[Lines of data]
----

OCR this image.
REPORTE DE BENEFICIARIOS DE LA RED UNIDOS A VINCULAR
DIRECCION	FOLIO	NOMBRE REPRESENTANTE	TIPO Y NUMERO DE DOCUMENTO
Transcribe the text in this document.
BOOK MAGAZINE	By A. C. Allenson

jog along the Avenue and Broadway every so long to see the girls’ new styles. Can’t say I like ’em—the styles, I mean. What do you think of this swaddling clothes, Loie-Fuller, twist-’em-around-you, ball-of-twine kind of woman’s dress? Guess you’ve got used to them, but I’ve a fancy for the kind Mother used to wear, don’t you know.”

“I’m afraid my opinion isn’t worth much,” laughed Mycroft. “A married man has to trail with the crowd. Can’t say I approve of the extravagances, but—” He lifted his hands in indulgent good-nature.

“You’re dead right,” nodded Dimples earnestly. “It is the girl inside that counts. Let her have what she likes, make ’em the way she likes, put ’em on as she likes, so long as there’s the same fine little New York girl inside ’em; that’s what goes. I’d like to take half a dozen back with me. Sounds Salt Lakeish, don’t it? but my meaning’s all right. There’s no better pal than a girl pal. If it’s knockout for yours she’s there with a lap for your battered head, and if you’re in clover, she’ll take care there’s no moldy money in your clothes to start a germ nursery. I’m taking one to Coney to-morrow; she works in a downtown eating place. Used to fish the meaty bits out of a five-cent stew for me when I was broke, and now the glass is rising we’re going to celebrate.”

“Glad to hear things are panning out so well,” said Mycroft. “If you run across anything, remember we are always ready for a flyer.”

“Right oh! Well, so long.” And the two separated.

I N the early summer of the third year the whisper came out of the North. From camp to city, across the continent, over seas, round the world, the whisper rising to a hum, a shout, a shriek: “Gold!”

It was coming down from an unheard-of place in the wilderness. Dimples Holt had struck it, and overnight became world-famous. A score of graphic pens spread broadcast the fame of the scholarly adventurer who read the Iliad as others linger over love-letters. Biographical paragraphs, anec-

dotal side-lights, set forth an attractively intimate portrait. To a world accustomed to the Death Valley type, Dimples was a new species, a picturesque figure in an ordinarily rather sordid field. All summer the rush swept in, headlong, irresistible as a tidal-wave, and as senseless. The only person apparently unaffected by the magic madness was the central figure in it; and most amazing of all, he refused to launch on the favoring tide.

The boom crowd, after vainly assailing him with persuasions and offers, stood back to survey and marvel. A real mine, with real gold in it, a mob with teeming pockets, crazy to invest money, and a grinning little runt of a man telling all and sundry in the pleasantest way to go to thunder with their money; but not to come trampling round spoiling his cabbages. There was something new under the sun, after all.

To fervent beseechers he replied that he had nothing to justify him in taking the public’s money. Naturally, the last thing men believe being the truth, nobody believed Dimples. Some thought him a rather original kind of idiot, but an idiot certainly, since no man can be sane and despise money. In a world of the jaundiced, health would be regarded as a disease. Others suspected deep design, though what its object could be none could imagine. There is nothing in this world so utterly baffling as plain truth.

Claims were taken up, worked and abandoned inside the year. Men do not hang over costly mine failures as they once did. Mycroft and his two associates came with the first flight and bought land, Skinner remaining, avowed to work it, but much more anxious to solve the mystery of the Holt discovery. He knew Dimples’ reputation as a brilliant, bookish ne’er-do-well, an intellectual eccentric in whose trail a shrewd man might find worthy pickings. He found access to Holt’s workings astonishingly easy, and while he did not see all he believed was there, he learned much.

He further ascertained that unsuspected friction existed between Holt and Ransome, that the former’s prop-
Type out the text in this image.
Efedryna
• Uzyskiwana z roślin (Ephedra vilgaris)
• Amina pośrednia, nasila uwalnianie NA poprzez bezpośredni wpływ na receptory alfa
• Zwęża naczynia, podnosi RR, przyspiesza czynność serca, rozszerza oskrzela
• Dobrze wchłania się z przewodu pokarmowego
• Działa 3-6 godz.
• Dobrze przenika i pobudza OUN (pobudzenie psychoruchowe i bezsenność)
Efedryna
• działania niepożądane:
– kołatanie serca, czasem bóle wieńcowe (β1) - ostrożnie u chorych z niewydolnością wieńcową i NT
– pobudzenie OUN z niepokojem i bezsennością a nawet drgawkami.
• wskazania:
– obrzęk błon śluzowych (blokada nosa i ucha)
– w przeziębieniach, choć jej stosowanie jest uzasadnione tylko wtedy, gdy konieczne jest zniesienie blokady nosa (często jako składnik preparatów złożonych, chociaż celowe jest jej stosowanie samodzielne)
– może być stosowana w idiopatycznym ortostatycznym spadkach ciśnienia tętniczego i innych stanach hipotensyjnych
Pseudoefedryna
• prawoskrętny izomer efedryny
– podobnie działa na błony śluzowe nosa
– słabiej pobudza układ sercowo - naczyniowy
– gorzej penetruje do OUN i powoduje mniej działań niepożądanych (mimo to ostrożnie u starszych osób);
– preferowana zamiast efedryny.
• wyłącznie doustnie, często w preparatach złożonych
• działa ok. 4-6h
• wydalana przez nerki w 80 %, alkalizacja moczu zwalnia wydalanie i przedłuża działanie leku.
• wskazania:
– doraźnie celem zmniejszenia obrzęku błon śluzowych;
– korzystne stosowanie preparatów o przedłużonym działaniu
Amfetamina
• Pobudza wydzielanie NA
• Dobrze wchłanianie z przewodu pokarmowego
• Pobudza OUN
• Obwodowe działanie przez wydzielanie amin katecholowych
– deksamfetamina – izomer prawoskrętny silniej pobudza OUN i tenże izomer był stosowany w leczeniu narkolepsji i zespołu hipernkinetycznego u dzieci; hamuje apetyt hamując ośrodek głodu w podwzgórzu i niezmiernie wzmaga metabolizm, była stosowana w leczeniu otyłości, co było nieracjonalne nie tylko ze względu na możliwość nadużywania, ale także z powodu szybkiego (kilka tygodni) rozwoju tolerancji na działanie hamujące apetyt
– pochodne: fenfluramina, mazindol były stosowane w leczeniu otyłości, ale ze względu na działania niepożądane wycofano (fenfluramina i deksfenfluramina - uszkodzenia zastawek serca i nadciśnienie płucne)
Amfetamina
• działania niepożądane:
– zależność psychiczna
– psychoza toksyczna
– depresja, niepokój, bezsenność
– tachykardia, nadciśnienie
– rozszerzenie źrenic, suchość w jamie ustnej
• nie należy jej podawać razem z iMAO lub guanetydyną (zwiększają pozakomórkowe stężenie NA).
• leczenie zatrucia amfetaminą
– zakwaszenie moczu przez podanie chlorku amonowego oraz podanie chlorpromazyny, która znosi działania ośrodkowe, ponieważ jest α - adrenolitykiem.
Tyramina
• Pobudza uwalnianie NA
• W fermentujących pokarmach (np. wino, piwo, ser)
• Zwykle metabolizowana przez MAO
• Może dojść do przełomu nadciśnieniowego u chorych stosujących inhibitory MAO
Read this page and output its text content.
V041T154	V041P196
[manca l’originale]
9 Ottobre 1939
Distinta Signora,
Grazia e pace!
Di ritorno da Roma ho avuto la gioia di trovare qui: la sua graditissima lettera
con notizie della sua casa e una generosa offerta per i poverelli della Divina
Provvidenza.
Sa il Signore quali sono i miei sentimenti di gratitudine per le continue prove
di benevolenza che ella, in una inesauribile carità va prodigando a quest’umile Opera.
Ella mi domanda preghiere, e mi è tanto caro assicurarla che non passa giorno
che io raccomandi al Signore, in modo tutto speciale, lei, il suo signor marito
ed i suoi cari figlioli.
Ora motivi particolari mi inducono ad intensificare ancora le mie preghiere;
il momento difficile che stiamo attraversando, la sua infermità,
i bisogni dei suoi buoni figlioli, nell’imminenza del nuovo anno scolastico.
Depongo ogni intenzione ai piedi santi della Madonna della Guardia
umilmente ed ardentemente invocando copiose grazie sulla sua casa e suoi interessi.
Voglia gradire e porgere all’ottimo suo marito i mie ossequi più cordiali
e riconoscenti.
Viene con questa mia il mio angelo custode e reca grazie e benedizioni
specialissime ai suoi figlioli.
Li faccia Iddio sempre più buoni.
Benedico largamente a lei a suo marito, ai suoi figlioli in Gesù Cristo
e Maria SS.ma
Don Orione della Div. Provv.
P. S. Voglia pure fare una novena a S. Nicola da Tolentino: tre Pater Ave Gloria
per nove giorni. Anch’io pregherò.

----

## Work instructions
Look for "image" and pull out every line that has it.

## The output
OCR this image.
Type out the text in this image.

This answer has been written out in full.